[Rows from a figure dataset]
• • • •

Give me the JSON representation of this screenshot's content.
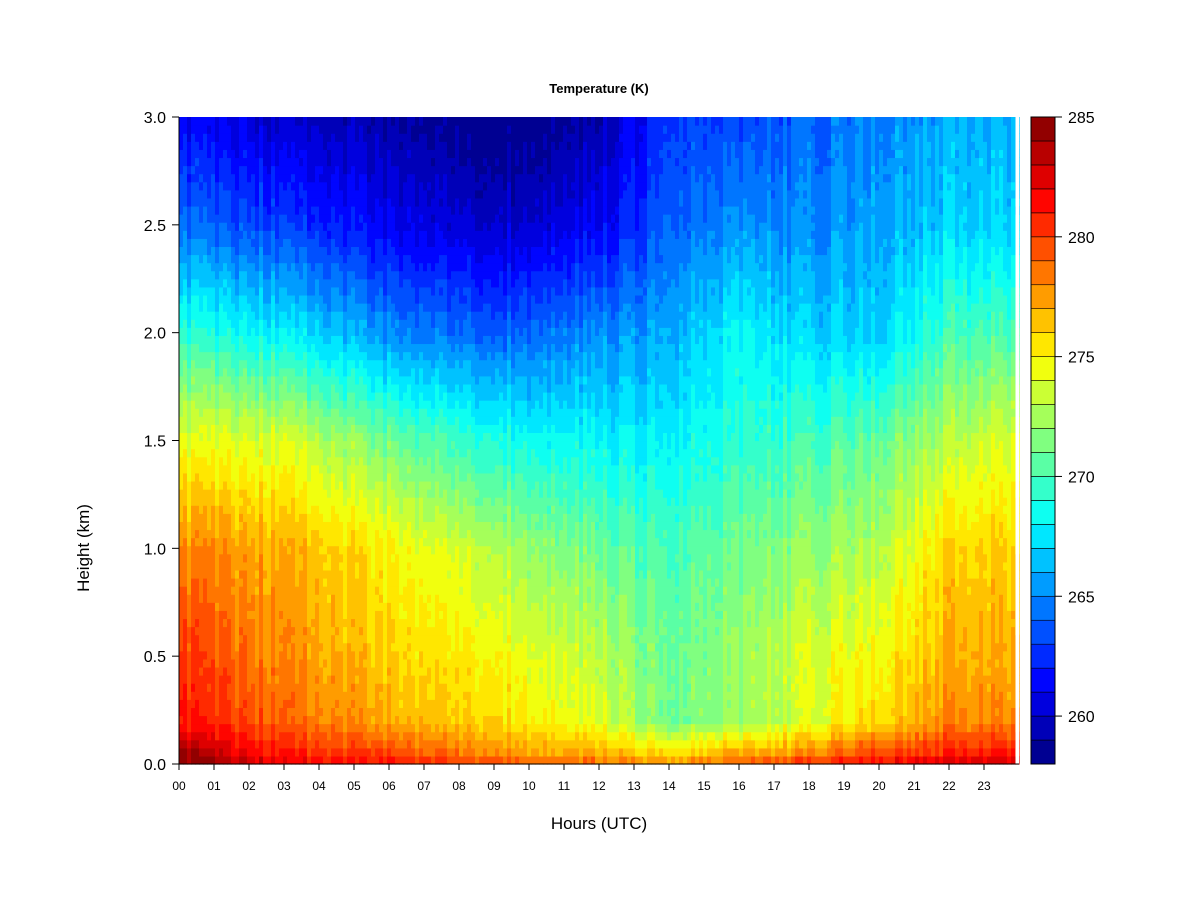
{
  "chart_data": {
    "type": "heatmap",
    "title": "Temperature (K)",
    "xlabel": "Hours (UTC)",
    "ylabel": "Height (km)",
    "x_ticks": [
      "00",
      "01",
      "02",
      "03",
      "04",
      "05",
      "06",
      "07",
      "08",
      "09",
      "10",
      "11",
      "12",
      "13",
      "14",
      "15",
      "16",
      "17",
      "18",
      "19",
      "20",
      "21",
      "22",
      "23"
    ],
    "x_range": [
      0,
      23.9
    ],
    "y_ticks": [
      "0.0",
      "0.5",
      "1.0",
      "1.5",
      "2.0",
      "2.5",
      "3.0"
    ],
    "y_range": [
      0,
      3.0
    ],
    "colorbar": {
      "ticks": [
        "260",
        "265",
        "270",
        "275",
        "280",
        "285"
      ],
      "range": [
        258,
        285
      ],
      "levels": 27
    },
    "profiles": {
      "description_hours": [
        0,
        3,
        6,
        9,
        12,
        14,
        16,
        18,
        20,
        22,
        23.9
      ],
      "heights_km": [
        0,
        0.05,
        0.2,
        0.5,
        1.0,
        1.5,
        2.0,
        2.5,
        3.0
      ],
      "values": [
        [
          285,
          284,
          281,
          280,
          278,
          274,
          269,
          264,
          261
        ],
        [
          282,
          281,
          279,
          278,
          277,
          274,
          268,
          263,
          260
        ],
        [
          281,
          280,
          277,
          276,
          275,
          271,
          265,
          261,
          259
        ],
        [
          280,
          278,
          276,
          275,
          273,
          269,
          264,
          260,
          258
        ],
        [
          279,
          277,
          274,
          273,
          271,
          268,
          265,
          261,
          259
        ],
        [
          278,
          276,
          271,
          271,
          270,
          268,
          266,
          264,
          263
        ],
        [
          279,
          277,
          272,
          272,
          271,
          269,
          268,
          265,
          263
        ],
        [
          281,
          278,
          274,
          274,
          272,
          270,
          267,
          265,
          264
        ],
        [
          282,
          280,
          276,
          275,
          273,
          271,
          267,
          266,
          265
        ],
        [
          283,
          281,
          278,
          277,
          276,
          273,
          270,
          267,
          266
        ],
        [
          283,
          281,
          278,
          277,
          276,
          274,
          270,
          267,
          266
        ]
      ]
    }
  }
}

• • • •

> **Written task**: Every record above should be written out again exactly; the pictures stay out of the copy.

> **Answer to this task**:
Give me the JSON representation of this screenshot's content.
{
  "chart_data": {
    "type": "heatmap",
    "title": "Temperature (K)",
    "xlabel": "Hours (UTC)",
    "ylabel": "Height (km)",
    "x_ticks": [
      "00",
      "01",
      "02",
      "03",
      "04",
      "05",
      "06",
      "07",
      "08",
      "09",
      "10",
      "11",
      "12",
      "13",
      "14",
      "15",
      "16",
      "17",
      "18",
      "19",
      "20",
      "21",
      "22",
      "23"
    ],
    "x_range": [
      0,
      23.9
    ],
    "y_ticks": [
      "0.0",
      "0.5",
      "1.0",
      "1.5",
      "2.0",
      "2.5",
      "3.0"
    ],
    "y_range": [
      0,
      3.0
    ],
    "colorbar": {
      "ticks": [
        "260",
        "265",
        "270",
        "275",
        "280",
        "285"
      ],
      "range": [
        258,
        285
      ],
      "levels": 27
    },
    "profiles": {
      "description_hours": [
        0,
        3,
        6,
        9,
        12,
        14,
        16,
        18,
        20,
        22,
        23.9
      ],
      "heights_km": [
        0,
        0.05,
        0.2,
        0.5,
        1.0,
        1.5,
        2.0,
        2.5,
        3.0
      ],
      "values": [
        [
          285,
          284,
          281,
          280,
          278,
          274,
          269,
          264,
          261
        ],
        [
          282,
          281,
          279,
          278,
          277,
          274,
          268,
          263,
          260
        ],
        [
          281,
          280,
          277,
          276,
          275,
          271,
          265,
          261,
          259
        ],
        [
          280,
          278,
          276,
          275,
          273,
          269,
          264,
          260,
          258
        ],
        [
          279,
          277,
          274,
          273,
          271,
          268,
          265,
          261,
          259
        ],
        [
          278,
          276,
          271,
          271,
          270,
          268,
          266,
          264,
          263
        ],
        [
          279,
          277,
          272,
          272,
          271,
          269,
          268,
          265,
          263
        ],
        [
          281,
          278,
          274,
          274,
          272,
          270,
          267,
          265,
          264
        ],
        [
          282,
          280,
          276,
          275,
          273,
          271,
          267,
          266,
          265
        ],
        [
          283,
          281,
          278,
          277,
          276,
          273,
          270,
          267,
          266
        ],
        [
          283,
          281,
          278,
          277,
          276,
          274,
          270,
          267,
          266
        ]
      ]
    }
  }
}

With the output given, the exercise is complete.